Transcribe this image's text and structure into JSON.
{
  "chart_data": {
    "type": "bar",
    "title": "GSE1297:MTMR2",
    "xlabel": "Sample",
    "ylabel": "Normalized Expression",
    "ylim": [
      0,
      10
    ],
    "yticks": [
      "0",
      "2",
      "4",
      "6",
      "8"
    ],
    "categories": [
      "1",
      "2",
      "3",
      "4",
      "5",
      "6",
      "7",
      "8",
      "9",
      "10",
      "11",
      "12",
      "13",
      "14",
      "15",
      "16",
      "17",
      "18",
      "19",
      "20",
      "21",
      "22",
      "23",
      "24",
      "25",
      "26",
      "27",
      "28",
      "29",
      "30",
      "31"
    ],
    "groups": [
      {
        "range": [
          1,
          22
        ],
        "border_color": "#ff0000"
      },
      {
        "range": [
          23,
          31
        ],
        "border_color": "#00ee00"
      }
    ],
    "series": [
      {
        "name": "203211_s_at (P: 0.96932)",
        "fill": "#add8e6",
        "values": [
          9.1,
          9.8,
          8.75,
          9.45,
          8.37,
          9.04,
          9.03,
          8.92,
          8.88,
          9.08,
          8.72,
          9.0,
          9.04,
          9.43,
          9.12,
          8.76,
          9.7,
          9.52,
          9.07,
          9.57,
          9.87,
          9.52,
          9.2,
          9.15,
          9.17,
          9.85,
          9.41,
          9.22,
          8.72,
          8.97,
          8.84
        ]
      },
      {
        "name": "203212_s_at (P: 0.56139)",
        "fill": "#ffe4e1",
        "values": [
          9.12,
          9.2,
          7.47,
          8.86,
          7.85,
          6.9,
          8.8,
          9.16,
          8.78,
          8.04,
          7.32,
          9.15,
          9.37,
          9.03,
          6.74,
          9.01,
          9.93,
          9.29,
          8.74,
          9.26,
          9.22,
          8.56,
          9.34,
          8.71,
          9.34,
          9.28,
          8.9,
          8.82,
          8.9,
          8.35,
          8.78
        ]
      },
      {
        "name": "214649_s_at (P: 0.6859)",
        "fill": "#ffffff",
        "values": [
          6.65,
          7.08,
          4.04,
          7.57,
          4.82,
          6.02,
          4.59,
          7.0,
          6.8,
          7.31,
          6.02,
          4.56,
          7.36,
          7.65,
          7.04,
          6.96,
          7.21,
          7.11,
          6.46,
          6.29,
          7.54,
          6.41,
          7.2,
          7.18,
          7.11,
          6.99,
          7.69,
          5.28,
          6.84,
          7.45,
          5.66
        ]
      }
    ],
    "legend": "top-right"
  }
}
-=-=-
-- Written request --
Write out all the lines again, exactly as they are.

-- Answer to the exercise --
Transcribe this image's text and structure into JSON.
{
  "chart_data": {
    "type": "bar",
    "title": "GSE1297:MTMR2",
    "xlabel": "Sample",
    "ylabel": "Normalized Expression",
    "ylim": [
      0,
      10
    ],
    "yticks": [
      "0",
      "2",
      "4",
      "6",
      "8"
    ],
    "categories": [
      "1",
      "2",
      "3",
      "4",
      "5",
      "6",
      "7",
      "8",
      "9",
      "10",
      "11",
      "12",
      "13",
      "14",
      "15",
      "16",
      "17",
      "18",
      "19",
      "20",
      "21",
      "22",
      "23",
      "24",
      "25",
      "26",
      "27",
      "28",
      "29",
      "30",
      "31"
    ],
    "groups": [
      {
        "range": [
          1,
          22
        ],
        "border_color": "#ff0000"
      },
      {
        "range": [
          23,
          31
        ],
        "border_color": "#00ee00"
      }
    ],
    "series": [
      {
        "name": "203211_s_at (P: 0.96932)",
        "fill": "#add8e6",
        "values": [
          9.1,
          9.8,
          8.75,
          9.45,
          8.37,
          9.04,
          9.03,
          8.92,
          8.88,
          9.08,
          8.72,
          9.0,
          9.04,
          9.43,
          9.12,
          8.76,
          9.7,
          9.52,
          9.07,
          9.57,
          9.87,
          9.52,
          9.2,
          9.15,
          9.17,
          9.85,
          9.41,
          9.22,
          8.72,
          8.97,
          8.84
        ]
      },
      {
        "name": "203212_s_at (P: 0.56139)",
        "fill": "#ffe4e1",
        "values": [
          9.12,
          9.2,
          7.47,
          8.86,
          7.85,
          6.9,
          8.8,
          9.16,
          8.78,
          8.04,
          7.32,
          9.15,
          9.37,
          9.03,
          6.74,
          9.01,
          9.93,
          9.29,
          8.74,
          9.26,
          9.22,
          8.56,
          9.34,
          8.71,
          9.34,
          9.28,
          8.9,
          8.82,
          8.9,
          8.35,
          8.78
        ]
      },
      {
        "name": "214649_s_at (P: 0.6859)",
        "fill": "#ffffff",
        "values": [
          6.65,
          7.08,
          4.04,
          7.57,
          4.82,
          6.02,
          4.59,
          7.0,
          6.8,
          7.31,
          6.02,
          4.56,
          7.36,
          7.65,
          7.04,
          6.96,
          7.21,
          7.11,
          6.46,
          6.29,
          7.54,
          6.41,
          7.2,
          7.18,
          7.11,
          6.99,
          7.69,
          5.28,
          6.84,
          7.45,
          5.66
        ]
      }
    ],
    "legend": "top-right"
  }
}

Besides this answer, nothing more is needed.